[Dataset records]
-=-=-=-=-
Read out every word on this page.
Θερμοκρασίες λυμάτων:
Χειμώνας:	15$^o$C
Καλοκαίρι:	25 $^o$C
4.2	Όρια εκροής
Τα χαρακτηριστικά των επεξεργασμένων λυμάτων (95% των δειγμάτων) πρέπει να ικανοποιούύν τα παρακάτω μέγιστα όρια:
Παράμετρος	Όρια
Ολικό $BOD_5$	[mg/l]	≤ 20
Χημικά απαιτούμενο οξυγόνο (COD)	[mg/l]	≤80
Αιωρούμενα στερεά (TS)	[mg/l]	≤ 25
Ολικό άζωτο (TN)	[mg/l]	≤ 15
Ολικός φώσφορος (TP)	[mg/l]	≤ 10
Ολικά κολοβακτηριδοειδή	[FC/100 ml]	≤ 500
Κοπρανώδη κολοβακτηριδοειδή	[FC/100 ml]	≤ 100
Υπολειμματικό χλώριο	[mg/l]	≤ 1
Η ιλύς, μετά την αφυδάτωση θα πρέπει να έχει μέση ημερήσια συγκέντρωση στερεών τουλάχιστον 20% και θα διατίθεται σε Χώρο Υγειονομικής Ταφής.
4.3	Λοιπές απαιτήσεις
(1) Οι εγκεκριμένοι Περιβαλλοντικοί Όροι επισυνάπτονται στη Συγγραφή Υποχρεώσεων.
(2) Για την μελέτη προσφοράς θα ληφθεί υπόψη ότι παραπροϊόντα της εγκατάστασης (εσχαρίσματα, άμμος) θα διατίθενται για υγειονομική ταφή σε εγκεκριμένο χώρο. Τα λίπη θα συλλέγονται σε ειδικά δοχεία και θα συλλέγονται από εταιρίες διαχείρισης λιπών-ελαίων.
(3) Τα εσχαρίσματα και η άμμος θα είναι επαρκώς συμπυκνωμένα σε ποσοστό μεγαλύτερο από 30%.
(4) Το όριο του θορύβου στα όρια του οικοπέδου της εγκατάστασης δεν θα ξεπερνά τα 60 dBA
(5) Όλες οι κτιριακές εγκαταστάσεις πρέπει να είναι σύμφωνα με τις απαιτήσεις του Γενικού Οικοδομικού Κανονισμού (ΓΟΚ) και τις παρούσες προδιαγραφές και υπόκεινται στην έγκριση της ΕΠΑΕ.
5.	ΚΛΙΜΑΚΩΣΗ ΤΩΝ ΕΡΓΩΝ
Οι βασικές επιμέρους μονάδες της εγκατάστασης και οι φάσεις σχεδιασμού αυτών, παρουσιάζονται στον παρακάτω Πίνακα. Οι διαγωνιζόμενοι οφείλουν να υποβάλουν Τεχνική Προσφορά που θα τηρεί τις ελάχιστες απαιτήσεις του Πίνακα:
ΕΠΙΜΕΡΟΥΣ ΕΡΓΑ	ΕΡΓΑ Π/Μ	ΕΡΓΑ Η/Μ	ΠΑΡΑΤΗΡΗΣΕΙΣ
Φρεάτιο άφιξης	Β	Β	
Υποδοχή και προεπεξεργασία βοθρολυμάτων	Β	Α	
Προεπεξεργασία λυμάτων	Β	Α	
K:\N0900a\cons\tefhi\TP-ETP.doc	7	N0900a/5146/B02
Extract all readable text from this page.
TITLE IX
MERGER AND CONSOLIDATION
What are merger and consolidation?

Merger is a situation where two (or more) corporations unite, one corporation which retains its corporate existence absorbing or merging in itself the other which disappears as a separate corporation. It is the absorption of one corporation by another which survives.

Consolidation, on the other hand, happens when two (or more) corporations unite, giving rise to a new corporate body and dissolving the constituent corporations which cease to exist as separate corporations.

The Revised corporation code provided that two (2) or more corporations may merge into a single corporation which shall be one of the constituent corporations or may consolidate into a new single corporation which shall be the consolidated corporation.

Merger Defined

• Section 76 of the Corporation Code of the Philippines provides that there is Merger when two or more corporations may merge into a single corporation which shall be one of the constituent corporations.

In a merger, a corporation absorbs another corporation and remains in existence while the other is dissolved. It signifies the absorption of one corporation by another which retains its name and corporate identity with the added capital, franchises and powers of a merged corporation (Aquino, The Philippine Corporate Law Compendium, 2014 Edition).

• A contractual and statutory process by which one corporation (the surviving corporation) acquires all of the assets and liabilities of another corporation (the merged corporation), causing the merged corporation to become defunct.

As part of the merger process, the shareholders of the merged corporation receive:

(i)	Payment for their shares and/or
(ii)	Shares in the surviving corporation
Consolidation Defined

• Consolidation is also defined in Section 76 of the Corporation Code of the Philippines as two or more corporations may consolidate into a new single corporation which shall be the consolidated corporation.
-=-=-=-=-
▸ EXERCISE:
Print the entries exactly. Include every one.

▸ WORKED ANSWER:
Read out every word on this page.
Θερμοκρασίες λυμάτων:
Χειμώνας:	15$^o$C
Καλοκαίρι:	25 $^o$C
4.2	Όρια εκροής
Τα χαρακτηριστικά των επεξεργασμένων λυμάτων (95% των δειγμάτων) πρέπει να ικανοποιούύν τα παρακάτω μέγιστα όρια:
Παράμετρος	Όρια
Ολικό $BOD_5$	[mg/l]	≤ 20
Χημικά απαιτούμενο οξυγόνο (COD)	[mg/l]	≤80
Αιωρούμενα στερεά (TS)	[mg/l]	≤ 25
Ολικό άζωτο (TN)	[mg/l]	≤ 15
Ολικός φώσφορος (TP)	[mg/l]	≤ 10
Ολικά κολοβακτηριδοειδή	[FC/100 ml]	≤ 500
Κοπρανώδη κολοβακτηριδοειδή	[FC/100 ml]	≤ 100
Υπολειμματικό χλώριο	[mg/l]	≤ 1
Η ιλύς, μετά την αφυδάτωση θα πρέπει να έχει μέση ημερήσια συγκέντρωση στερεών τουλάχιστον 20% και θα διατίθεται σε Χώρο Υγειονομικής Ταφής.
4.3	Λοιπές απαιτήσεις
(1) Οι εγκεκριμένοι Περιβαλλοντικοί Όροι επισυνάπτονται στη Συγγραφή Υποχρεώσεων.
(2) Για την μελέτη προσφοράς θα ληφθεί υπόψη ότι παραπροϊόντα της εγκατάστασης (εσχαρίσματα, άμμος) θα διατίθενται για υγειονομική ταφή σε εγκεκριμένο χώρο. Τα λίπη θα συλλέγονται σε ειδικά δοχεία και θα συλλέγονται από εταιρίες διαχείρισης λιπών-ελαίων.
(3) Τα εσχαρίσματα και η άμμος θα είναι επαρκώς συμπυκνωμένα σε ποσοστό μεγαλύτερο από 30%.
(4) Το όριο του θορύβου στα όρια του οικοπέδου της εγκατάστασης δεν θα ξεπερνά τα 60 dBA
(5) Όλες οι κτιριακές εγκαταστάσεις πρέπει να είναι σύμφωνα με τις απαιτήσεις του Γενικού Οικοδομικού Κανονισμού (ΓΟΚ) και τις παρούσες προδιαγραφές και υπόκεινται στην έγκριση της ΕΠΑΕ.
5.	ΚΛΙΜΑΚΩΣΗ ΤΩΝ ΕΡΓΩΝ
Οι βασικές επιμέρους μονάδες της εγκατάστασης και οι φάσεις σχεδιασμού αυτών, παρουσιάζονται στον παρακάτω Πίνακα. Οι διαγωνιζόμενοι οφείλουν να υποβάλουν Τεχνική Προσφορά που θα τηρεί τις ελάχιστες απαιτήσεις του Πίνακα:
ΕΠΙΜΕΡΟΥΣ ΕΡΓΑ	ΕΡΓΑ Π/Μ	ΕΡΓΑ Η/Μ	ΠΑΡΑΤΗΡΗΣΕΙΣ
Φρεάτιο άφιξης	Β	Β	
Υποδοχή και προεπεξεργασία βοθρολυμάτων	Β	Α	
Προεπεξεργασία λυμάτων	Β	Α	
K:\N0900a\cons\tefhi\TP-ETP.doc	7	N0900a/5146/B02
Extract all readable text from this page.
TITLE IX
MERGER AND CONSOLIDATION
What are merger and consolidation?

Merger is a situation where two (or more) corporations unite, one corporation which retains its corporate existence absorbing or merging in itself the other which disappears as a separate corporation. It is the absorption of one corporation by another which survives.

Consolidation, on the other hand, happens when two (or more) corporations unite, giving rise to a new corporate body and dissolving the constituent corporations which cease to exist as separate corporations.

The Revised corporation code provided that two (2) or more corporations may merge into a single corporation which shall be one of the constituent corporations or may consolidate into a new single corporation which shall be the consolidated corporation.

Merger Defined

• Section 76 of the Corporation Code of the Philippines provides that there is Merger when two or more corporations may merge into a single corporation which shall be one of the constituent corporations.

In a merger, a corporation absorbs another corporation and remains in existence while the other is dissolved. It signifies the absorption of one corporation by another which retains its name and corporate identity with the added capital, franchises and powers of a merged corporation (Aquino, The Philippine Corporate Law Compendium, 2014 Edition).

• A contractual and statutory process by which one corporation (the surviving corporation) acquires all of the assets and liabilities of another corporation (the merged corporation), causing the merged corporation to become defunct.

As part of the merger process, the shareholders of the merged corporation receive:

(i)	Payment for their shares and/or
(ii)	Shares in the surviving corporation
Consolidation Defined

• Consolidation is also defined in Section 76 of the Corporation Code of the Philippines as two or more corporations may consolidate into a new single corporation which shall be the consolidated corporation.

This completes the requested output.